What needs to be done.
Print out each entry below exactly, please.

Dataset extract.
══════════════════════════════

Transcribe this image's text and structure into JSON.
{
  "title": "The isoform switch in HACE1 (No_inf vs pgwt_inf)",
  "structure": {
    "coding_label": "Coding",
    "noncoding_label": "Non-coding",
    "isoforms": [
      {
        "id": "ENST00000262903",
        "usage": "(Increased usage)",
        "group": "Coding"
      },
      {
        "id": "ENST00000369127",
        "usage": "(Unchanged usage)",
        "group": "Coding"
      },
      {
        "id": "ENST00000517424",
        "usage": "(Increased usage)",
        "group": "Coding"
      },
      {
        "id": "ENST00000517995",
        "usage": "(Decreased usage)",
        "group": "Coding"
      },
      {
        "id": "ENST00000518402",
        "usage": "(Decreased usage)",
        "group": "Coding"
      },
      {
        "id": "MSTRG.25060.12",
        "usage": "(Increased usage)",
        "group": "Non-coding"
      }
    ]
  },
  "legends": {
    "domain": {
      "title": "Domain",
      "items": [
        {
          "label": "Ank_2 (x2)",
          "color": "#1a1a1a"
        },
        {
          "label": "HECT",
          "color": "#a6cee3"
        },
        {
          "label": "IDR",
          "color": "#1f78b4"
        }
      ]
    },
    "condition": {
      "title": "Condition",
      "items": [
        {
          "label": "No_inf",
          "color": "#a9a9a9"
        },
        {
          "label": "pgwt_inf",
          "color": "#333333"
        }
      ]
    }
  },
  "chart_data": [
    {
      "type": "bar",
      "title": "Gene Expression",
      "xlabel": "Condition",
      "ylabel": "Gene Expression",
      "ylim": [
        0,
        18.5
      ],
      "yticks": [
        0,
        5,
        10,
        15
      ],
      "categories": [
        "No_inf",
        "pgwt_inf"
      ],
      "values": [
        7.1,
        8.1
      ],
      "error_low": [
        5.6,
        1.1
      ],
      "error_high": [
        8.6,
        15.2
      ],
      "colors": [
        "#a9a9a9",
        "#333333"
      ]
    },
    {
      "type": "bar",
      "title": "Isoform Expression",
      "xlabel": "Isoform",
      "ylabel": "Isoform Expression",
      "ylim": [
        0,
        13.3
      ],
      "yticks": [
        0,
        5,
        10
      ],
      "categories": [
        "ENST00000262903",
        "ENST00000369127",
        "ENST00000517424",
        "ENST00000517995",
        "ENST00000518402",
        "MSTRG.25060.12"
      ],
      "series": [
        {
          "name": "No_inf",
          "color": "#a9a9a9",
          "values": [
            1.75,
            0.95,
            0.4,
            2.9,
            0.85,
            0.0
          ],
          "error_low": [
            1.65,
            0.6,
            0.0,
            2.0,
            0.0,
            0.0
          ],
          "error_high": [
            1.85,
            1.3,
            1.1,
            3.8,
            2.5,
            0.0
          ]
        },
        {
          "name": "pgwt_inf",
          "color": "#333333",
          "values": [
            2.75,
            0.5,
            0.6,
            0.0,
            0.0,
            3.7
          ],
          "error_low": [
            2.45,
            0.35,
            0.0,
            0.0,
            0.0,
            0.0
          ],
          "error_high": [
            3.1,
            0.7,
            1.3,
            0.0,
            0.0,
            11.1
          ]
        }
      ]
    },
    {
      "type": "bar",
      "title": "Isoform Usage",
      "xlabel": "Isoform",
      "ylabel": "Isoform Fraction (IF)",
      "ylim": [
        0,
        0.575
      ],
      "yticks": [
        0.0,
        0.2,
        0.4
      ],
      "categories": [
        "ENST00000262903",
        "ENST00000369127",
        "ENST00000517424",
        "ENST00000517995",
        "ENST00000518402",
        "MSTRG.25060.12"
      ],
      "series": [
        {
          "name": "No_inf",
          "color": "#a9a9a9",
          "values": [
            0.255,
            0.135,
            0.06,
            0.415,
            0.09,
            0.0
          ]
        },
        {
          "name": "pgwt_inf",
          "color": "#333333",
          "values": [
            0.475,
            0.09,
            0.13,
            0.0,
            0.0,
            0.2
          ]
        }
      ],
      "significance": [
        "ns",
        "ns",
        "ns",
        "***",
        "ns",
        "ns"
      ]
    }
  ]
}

══════════════════════════════

Task answer.
Transcribe this image's text and structure into JSON.
{
  "title": "The isoform switch in HACE1 (No_inf vs pgwt_inf)",
  "structure": {
    "coding_label": "Coding",
    "noncoding_label": "Non-coding",
    "isoforms": [
      {
        "id": "ENST00000262903",
        "usage": "(Increased usage)",
        "group": "Coding"
      },
      {
        "id": "ENST00000369127",
        "usage": "(Unchanged usage)",
        "group": "Coding"
      },
      {
        "id": "ENST00000517424",
        "usage": "(Increased usage)",
        "group": "Coding"
      },
      {
        "id": "ENST00000517995",
        "usage": "(Decreased usage)",
        "group": "Coding"
      },
      {
        "id": "ENST00000518402",
        "usage": "(Decreased usage)",
        "group": "Coding"
      },
      {
        "id": "MSTRG.25060.12",
        "usage": "(Increased usage)",
        "group": "Non-coding"
      }
    ]
  },
  "legends": {
    "domain": {
      "title": "Domain",
      "items": [
        {
          "label": "Ank_2 (x2)",
          "color": "#1a1a1a"
        },
        {
          "label": "HECT",
          "color": "#a6cee3"
        },
        {
          "label": "IDR",
          "color": "#1f78b4"
        }
      ]
    },
    "condition": {
      "title": "Condition",
      "items": [
        {
          "label": "No_inf",
          "color": "#a9a9a9"
        },
        {
          "label": "pgwt_inf",
          "color": "#333333"
        }
      ]
    }
  },
  "chart_data": [
    {
      "type": "bar",
      "title": "Gene Expression",
      "xlabel": "Condition",
      "ylabel": "Gene Expression",
      "ylim": [
        0,
        18.5
      ],
      "yticks": [
        0,
        5,
        10,
        15
      ],
      "categories": [
        "No_inf",
        "pgwt_inf"
      ],
      "values": [
        7.1,
        8.1
      ],
      "error_low": [
        5.6,
        1.1
      ],
      "error_high": [
        8.6,
        15.2
      ],
      "colors": [
        "#a9a9a9",
        "#333333"
      ]
    },
    {
      "type": "bar",
      "title": "Isoform Expression",
      "xlabel": "Isoform",
      "ylabel": "Isoform Expression",
      "ylim": [
        0,
        13.3
      ],
      "yticks": [
        0,
        5,
        10
      ],
      "categories": [
        "ENST00000262903",
        "ENST00000369127",
        "ENST00000517424",
        "ENST00000517995",
        "ENST00000518402",
        "MSTRG.25060.12"
      ],
      "series": [
        {
          "name": "No_inf",
          "color": "#a9a9a9",
          "values": [
            1.75,
            0.95,
            0.4,
            2.9,
            0.85,
            0.0
          ],
          "error_low": [
            1.65,
            0.6,
            0.0,
            2.0,
            0.0,
            0.0
          ],
          "error_high": [
            1.85,
            1.3,
            1.1,
            3.8,
            2.5,
            0.0
          ]
        },
        {
          "name": "pgwt_inf",
          "color": "#333333",
          "values": [
            2.75,
            0.5,
            0.6,
            0.0,
            0.0,
            3.7
          ],
          "error_low": [
            2.45,
            0.35,
            0.0,
            0.0,
            0.0,
            0.0
          ],
          "error_high": [
            3.1,
            0.7,
            1.3,
            0.0,
            0.0,
            11.1
          ]
        }
      ]
    },
    {
      "type": "bar",
      "title": "Isoform Usage",
      "xlabel": "Isoform",
      "ylabel": "Isoform Fraction (IF)",
      "ylim": [
        0,
        0.575
      ],
      "yticks": [
        0.0,
        0.2,
        0.4
      ],
      "categories": [
        "ENST00000262903",
        "ENST00000369127",
        "ENST00000517424",
        "ENST00000517995",
        "ENST00000518402",
        "MSTRG.25060.12"
      ],
      "series": [
        {
          "name": "No_inf",
          "color": "#a9a9a9",
          "values": [
            0.255,
            0.135,
            0.06,
            0.415,
            0.09,
            0.0
          ]
        },
        {
          "name": "pgwt_inf",
          "color": "#333333",
          "values": [
            0.475,
            0.09,
            0.13,
            0.0,
            0.0,
            0.2
          ]
        }
      ],
      "significance": [
        "ns",
        "ns",
        "ns",
        "***",
        "ns",
        "ns"
      ]
    }
  ]
}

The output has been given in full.